● **Exercise requirements**
Return all lines below containing the word "uretry".

● **Entries**
***

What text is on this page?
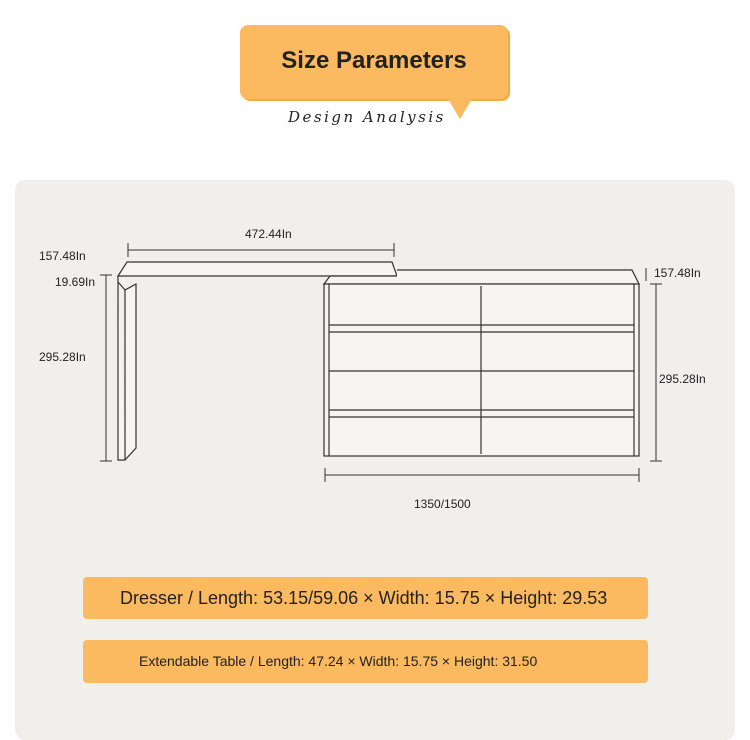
Size Parameters
Design Analysis
472.44In
157.48In
19.69In
295.28In
157.48In
295.28In
1350/1500
Dresser / Length: 53.15/59.06 × Width: 15.75 × Height: 29.53
Extendable Table / Length: 47.24 × Width: 15.75 × Height: 31.50
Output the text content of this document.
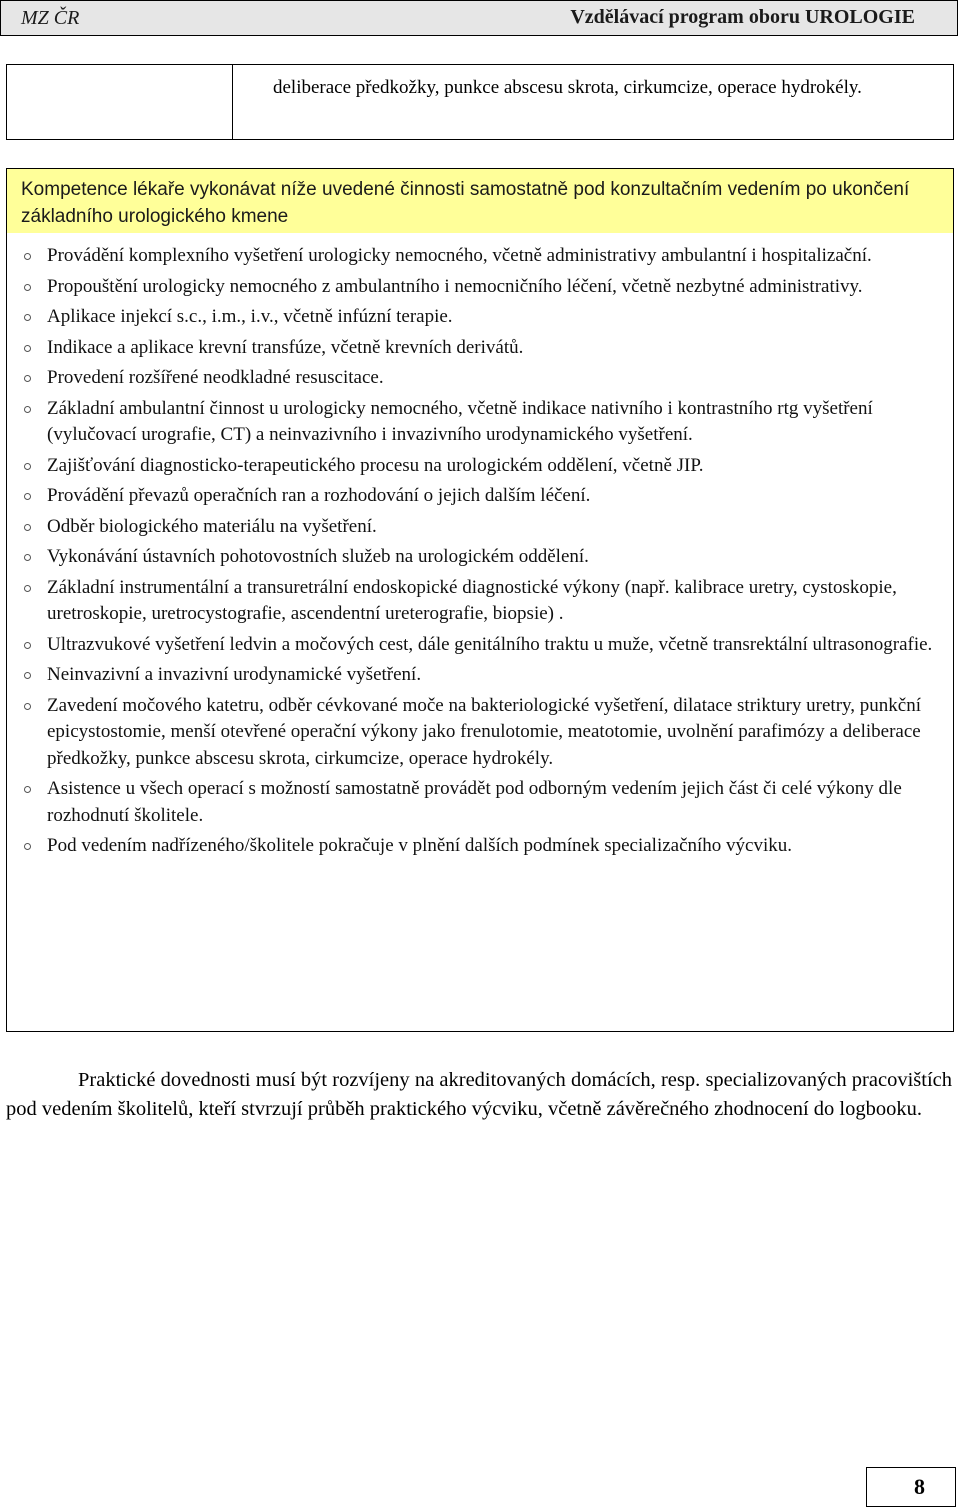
MZ ČR	Vzdělávací program oboru UROLOGIE
deliberace předkožky, punkce abscesu skrota, cirkumcize, operace hydrokély.
Kompetence lékaře vykonávat níže uvedené činnosti samostatně pod konzultačním vedením po ukončení základního urologického kmene
Provádění komplexního vyšetření urologicky nemocného, včetně administrativy ambulantní i hospitalizační.
Propouštění urologicky nemocného z ambulantního i nemocničního léčení, včetně nezbytné administrativy.
Aplikace injekcí s.c., i.m., i.v., včetně infúzní terapie.
Indikace a aplikace krevní transfúze, včetně krevních derivátů.
Provedení rozšířené neodkladné resuscitace.
Základní ambulantní činnost u urologicky nemocného, včetně indikace nativního i kontrastního rtg vyšetření (vylučovací urografie, CT) a neinvazivního i invazivního urodynamického vyšetření.
Zajišťování diagnosticko-terapeutického procesu na urologickém oddělení, včetně JIP.
Provádění převazů operačních ran a rozhodování o jejich dalším léčení.
Odběr biologického materiálu na vyšetření.
Vykonávání ústavních pohotovostních služeb na urologickém oddělení.
Základní instrumentální a transuretrální endoskopické diagnostické výkony (např. kalibrace uretry, cystoskopie, uretroskopie, uretrocystografie, ascendentní ureterografie, biopsie) .
Ultrazvukové vyšetření ledvin a močových cest, dále genitálního traktu u muže, včetně transrektální ultrasonografie.
Neinvazivní a invazivní urodynamické vyšetření.
Zavedení močového katetru, odběr cévkované moče na bakteriologické vyšetření, dilatace striktury uretry, punkční epicystostomie, menší otevřené operační výkony jako frenulotomie, meatotomie, uvolnění parafimózy a deliberace předkožky, punkce abscesu skrota, cirkumcize, operace hydrokély.
Asistence u všech operací s možností samostatně provádět pod odborným vedením jejich část či celé výkony dle rozhodnutí školitele.
Pod vedením nadřízeného/školitele pokračuje v plnění dalších podmínek specializačního výcviku.

Praktické dovednosti musí být rozvíjeny na akreditovaných domácích, resp. specializovaných pracovištích pod vedením školitelů, kteří stvrzují průběh praktického výcviku, včetně závěrečného zhodnocení do logbooku.

8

***

● **The output**
Základní instrumentální a transuretrální endoskopické diagnostické výkony (např. kalibrace uretry, cystoskopie, uretroskopie, uretrocystografie, ascendentní ureterografie, biopsie) .
Zavedení močového katetru, odběr cévkované moče na bakteriologické vyšetření, dilatace striktury uretry, punkční epicystostomie, menší otevřené operační výkony jako frenulotomie, meatotomie, uvolnění parafimózy a deliberace předkožky, punkce abscesu skrota, cirkumcize, operace hydrokély.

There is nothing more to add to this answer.